### The problem
From the data that follows, copy every line with the string "this".
╭─ Provided records
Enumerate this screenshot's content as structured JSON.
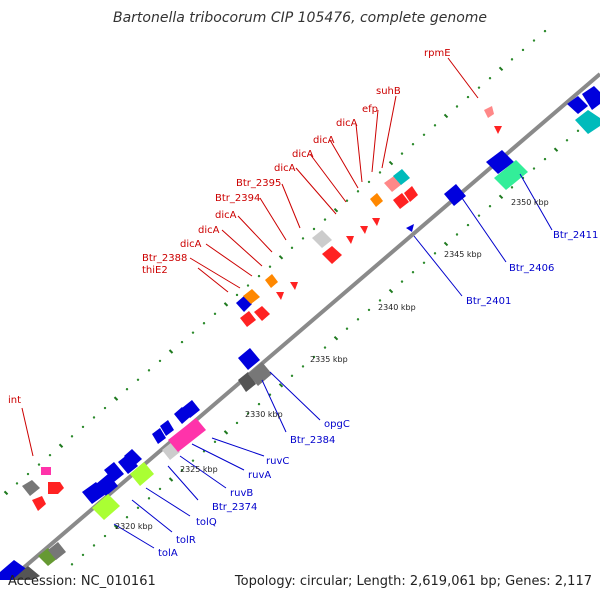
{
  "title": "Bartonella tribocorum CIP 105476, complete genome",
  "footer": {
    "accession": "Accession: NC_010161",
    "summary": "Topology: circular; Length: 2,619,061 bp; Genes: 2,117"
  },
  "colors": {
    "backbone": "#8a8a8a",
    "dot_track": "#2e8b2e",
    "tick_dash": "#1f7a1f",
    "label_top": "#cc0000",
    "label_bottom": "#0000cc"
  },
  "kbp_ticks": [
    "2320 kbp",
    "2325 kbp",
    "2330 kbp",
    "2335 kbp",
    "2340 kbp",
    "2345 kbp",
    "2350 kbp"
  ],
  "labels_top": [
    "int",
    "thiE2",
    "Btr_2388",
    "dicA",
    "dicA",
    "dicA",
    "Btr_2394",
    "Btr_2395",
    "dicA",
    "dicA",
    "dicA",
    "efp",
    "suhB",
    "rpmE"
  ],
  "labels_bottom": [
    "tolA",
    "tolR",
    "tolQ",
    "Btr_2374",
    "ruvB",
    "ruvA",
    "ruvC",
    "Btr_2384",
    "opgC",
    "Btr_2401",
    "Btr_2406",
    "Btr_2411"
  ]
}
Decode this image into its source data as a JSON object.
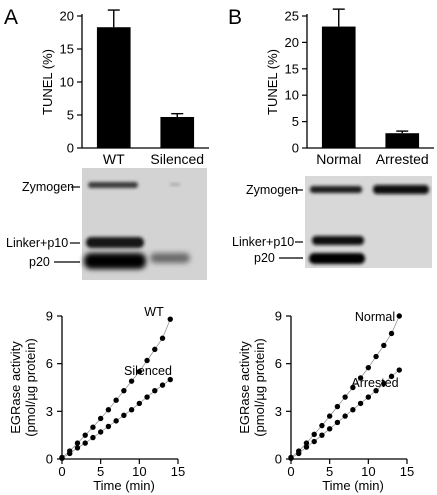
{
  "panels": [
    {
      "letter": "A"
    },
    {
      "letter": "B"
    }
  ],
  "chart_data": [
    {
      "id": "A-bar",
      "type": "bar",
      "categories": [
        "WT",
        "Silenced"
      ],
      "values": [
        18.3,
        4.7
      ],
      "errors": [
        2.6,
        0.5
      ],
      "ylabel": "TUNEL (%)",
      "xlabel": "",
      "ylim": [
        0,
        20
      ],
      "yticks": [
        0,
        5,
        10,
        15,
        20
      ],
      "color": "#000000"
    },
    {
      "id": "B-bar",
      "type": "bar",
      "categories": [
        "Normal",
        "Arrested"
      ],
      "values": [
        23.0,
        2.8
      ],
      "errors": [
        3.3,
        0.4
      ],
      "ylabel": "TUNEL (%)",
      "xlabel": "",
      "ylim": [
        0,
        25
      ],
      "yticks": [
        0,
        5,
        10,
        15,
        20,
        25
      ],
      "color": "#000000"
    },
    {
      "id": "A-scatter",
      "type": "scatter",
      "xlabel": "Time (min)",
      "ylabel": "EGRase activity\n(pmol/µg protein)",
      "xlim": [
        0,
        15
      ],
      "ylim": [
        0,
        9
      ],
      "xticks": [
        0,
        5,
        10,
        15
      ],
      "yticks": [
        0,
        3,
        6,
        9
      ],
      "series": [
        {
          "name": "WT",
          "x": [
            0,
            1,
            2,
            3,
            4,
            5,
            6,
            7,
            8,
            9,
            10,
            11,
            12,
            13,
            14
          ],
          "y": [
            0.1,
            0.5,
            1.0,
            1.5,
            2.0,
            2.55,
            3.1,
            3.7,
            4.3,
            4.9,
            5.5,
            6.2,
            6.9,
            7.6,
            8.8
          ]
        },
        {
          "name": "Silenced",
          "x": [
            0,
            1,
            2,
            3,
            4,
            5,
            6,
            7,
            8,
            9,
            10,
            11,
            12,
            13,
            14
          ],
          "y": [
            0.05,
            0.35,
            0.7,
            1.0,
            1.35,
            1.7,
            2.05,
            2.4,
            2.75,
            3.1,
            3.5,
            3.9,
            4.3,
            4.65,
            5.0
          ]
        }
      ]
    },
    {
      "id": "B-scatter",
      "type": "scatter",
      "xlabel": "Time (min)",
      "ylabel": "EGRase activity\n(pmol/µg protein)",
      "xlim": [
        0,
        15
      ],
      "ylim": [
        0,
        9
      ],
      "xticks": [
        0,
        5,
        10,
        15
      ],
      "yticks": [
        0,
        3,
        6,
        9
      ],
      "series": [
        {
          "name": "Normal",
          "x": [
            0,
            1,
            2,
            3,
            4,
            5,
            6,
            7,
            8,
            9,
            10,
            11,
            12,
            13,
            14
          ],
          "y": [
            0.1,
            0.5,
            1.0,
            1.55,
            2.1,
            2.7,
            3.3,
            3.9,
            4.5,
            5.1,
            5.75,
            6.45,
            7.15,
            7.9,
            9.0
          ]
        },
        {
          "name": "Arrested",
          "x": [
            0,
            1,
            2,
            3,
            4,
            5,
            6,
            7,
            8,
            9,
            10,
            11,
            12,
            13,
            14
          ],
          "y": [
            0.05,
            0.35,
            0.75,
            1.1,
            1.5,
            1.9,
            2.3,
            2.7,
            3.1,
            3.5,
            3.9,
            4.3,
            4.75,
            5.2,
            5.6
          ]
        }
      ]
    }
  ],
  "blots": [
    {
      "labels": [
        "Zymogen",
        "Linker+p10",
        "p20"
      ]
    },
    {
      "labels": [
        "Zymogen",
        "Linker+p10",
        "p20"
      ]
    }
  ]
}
╰─
### Answer
Enumerate this screenshot's content as structured JSON.
Decode this image into its source data as a JSON object.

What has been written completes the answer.